*** Records for this task ***
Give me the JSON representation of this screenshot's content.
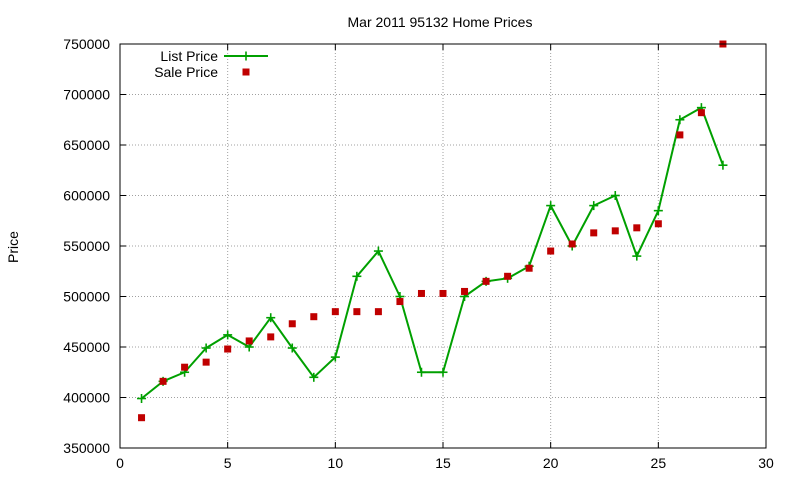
{
  "chart_data": {
    "type": "line",
    "title": "Mar 2011 95132 Home Prices",
    "xlabel": "",
    "ylabel": "Price",
    "xlim": [
      0,
      30
    ],
    "ylim": [
      350000,
      750000
    ],
    "xticks": [
      "0",
      "5",
      "10",
      "15",
      "20",
      "25",
      "30"
    ],
    "yticks": [
      "350000",
      "400000",
      "450000",
      "500000",
      "550000",
      "600000",
      "650000",
      "700000",
      "750000"
    ],
    "grid": true,
    "legend_position": "top-left",
    "series": [
      {
        "name": "List Price",
        "style": "line-with-plus-markers",
        "color": "#00a000",
        "x": [
          1,
          2,
          3,
          4,
          5,
          6,
          7,
          8,
          9,
          10,
          11,
          12,
          13,
          14,
          15,
          16,
          17,
          18,
          19,
          20,
          21,
          22,
          23,
          24,
          25,
          26,
          27,
          28
        ],
        "values": [
          399000,
          416000,
          425000,
          449000,
          462000,
          450000,
          479000,
          449000,
          420000,
          440000,
          520000,
          545000,
          500000,
          425000,
          425000,
          500000,
          515000,
          518000,
          530000,
          590000,
          550000,
          590000,
          600000,
          540000,
          585000,
          675000,
          687000,
          630000
        ]
      },
      {
        "name": "Sale Price",
        "style": "square-markers",
        "color": "#c00000",
        "x": [
          1,
          2,
          3,
          4,
          5,
          6,
          7,
          8,
          9,
          10,
          11,
          12,
          13,
          14,
          15,
          16,
          17,
          18,
          19,
          20,
          21,
          22,
          23,
          24,
          25,
          26,
          27,
          28
        ],
        "values": [
          380000,
          416000,
          430000,
          435000,
          448000,
          456000,
          460000,
          473000,
          480000,
          485000,
          485000,
          485000,
          495000,
          503000,
          503000,
          505000,
          515000,
          520000,
          528000,
          545000,
          552000,
          563000,
          565000,
          568000,
          572000,
          660000,
          682000,
          750000
        ]
      }
    ]
  }
}
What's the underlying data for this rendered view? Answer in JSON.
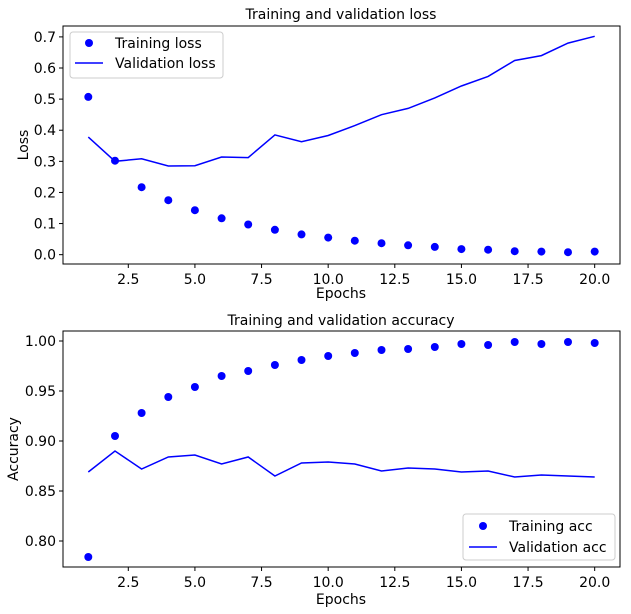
{
  "chart_data": [
    {
      "type": "line",
      "title": "Training and validation loss",
      "xlabel": "Epochs",
      "ylabel": "Loss",
      "xlim": [
        0.05,
        20.95
      ],
      "ylim": [
        -0.03,
        0.735
      ],
      "xticks": [
        2.5,
        5.0,
        7.5,
        10.0,
        12.5,
        15.0,
        17.5,
        20.0
      ],
      "xtick_labels": [
        "2.5",
        "5.0",
        "7.5",
        "10.0",
        "12.5",
        "15.0",
        "17.5",
        "20.0"
      ],
      "yticks": [
        0.0,
        0.1,
        0.2,
        0.3,
        0.4,
        0.5,
        0.6,
        0.7
      ],
      "ytick_labels": [
        "0.0",
        "0.1",
        "0.2",
        "0.3",
        "0.4",
        "0.5",
        "0.6",
        "0.7"
      ],
      "grid": false,
      "legend_position": "top-left",
      "x": [
        1,
        2,
        3,
        4,
        5,
        6,
        7,
        8,
        9,
        10,
        11,
        12,
        13,
        14,
        15,
        16,
        17,
        18,
        19,
        20
      ],
      "series": [
        {
          "name": "Training loss",
          "style": "points",
          "color": "#0000ff",
          "values": [
            0.507,
            0.302,
            0.217,
            0.175,
            0.143,
            0.117,
            0.097,
            0.08,
            0.065,
            0.055,
            0.045,
            0.037,
            0.03,
            0.025,
            0.018,
            0.016,
            0.011,
            0.01,
            0.008,
            0.01
          ]
        },
        {
          "name": "Validation loss",
          "style": "line",
          "color": "#0000ff",
          "values": [
            0.378,
            0.3,
            0.308,
            0.285,
            0.286,
            0.314,
            0.312,
            0.385,
            0.363,
            0.383,
            0.415,
            0.45,
            0.47,
            0.504,
            0.542,
            0.573,
            0.624,
            0.64,
            0.68,
            0.702
          ]
        }
      ]
    },
    {
      "type": "line",
      "title": "Training and validation accuracy",
      "xlabel": "Epochs",
      "ylabel": "Accuracy",
      "xlim": [
        0.05,
        20.95
      ],
      "ylim": [
        0.774,
        1.01
      ],
      "xticks": [
        2.5,
        5.0,
        7.5,
        10.0,
        12.5,
        15.0,
        17.5,
        20.0
      ],
      "xtick_labels": [
        "2.5",
        "5.0",
        "7.5",
        "10.0",
        "12.5",
        "15.0",
        "17.5",
        "20.0"
      ],
      "yticks": [
        0.8,
        0.85,
        0.9,
        0.95,
        1.0
      ],
      "ytick_labels": [
        "0.80",
        "0.85",
        "0.90",
        "0.95",
        "1.00"
      ],
      "grid": false,
      "legend_position": "bottom-right",
      "x": [
        1,
        2,
        3,
        4,
        5,
        6,
        7,
        8,
        9,
        10,
        11,
        12,
        13,
        14,
        15,
        16,
        17,
        18,
        19,
        20
      ],
      "series": [
        {
          "name": "Training acc",
          "style": "points",
          "color": "#0000ff",
          "values": [
            0.784,
            0.905,
            0.928,
            0.944,
            0.954,
            0.965,
            0.97,
            0.976,
            0.981,
            0.985,
            0.988,
            0.991,
            0.992,
            0.994,
            0.997,
            0.996,
            0.999,
            0.997,
            0.999,
            0.998
          ]
        },
        {
          "name": "Validation acc",
          "style": "line",
          "color": "#0000ff",
          "values": [
            0.869,
            0.89,
            0.872,
            0.884,
            0.886,
            0.877,
            0.884,
            0.865,
            0.878,
            0.879,
            0.877,
            0.87,
            0.873,
            0.872,
            0.869,
            0.87,
            0.864,
            0.866,
            0.865,
            0.864
          ]
        }
      ]
    }
  ]
}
***
Report only how many lines in the entries contain "Training".

# Response to the exercise
4